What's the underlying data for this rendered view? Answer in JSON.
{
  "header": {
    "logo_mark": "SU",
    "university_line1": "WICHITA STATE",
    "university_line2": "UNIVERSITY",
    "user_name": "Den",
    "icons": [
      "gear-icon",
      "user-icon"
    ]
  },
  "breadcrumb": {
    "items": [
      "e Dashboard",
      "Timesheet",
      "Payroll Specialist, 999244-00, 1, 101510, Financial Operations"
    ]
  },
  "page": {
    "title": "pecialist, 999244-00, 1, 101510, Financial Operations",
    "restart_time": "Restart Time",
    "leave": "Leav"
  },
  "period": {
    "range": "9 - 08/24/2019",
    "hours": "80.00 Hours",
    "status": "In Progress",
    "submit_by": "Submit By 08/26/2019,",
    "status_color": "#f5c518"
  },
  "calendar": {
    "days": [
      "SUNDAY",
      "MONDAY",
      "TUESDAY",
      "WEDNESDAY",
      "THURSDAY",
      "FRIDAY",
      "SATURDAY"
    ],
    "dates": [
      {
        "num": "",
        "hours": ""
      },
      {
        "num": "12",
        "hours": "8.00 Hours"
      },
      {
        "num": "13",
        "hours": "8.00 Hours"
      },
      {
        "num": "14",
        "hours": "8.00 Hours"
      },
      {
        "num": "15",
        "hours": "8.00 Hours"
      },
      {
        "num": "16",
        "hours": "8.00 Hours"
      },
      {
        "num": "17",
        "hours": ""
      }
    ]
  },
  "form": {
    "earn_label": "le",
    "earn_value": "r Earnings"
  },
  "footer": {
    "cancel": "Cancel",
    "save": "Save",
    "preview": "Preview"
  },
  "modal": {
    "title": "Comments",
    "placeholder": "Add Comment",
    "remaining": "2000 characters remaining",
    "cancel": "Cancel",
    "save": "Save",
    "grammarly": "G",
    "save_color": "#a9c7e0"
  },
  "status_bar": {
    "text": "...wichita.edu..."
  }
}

▶ [Problem statement]:
Find how many lines in the records contain the string "title", then give the number alone.

▶ [Answer in full]:
2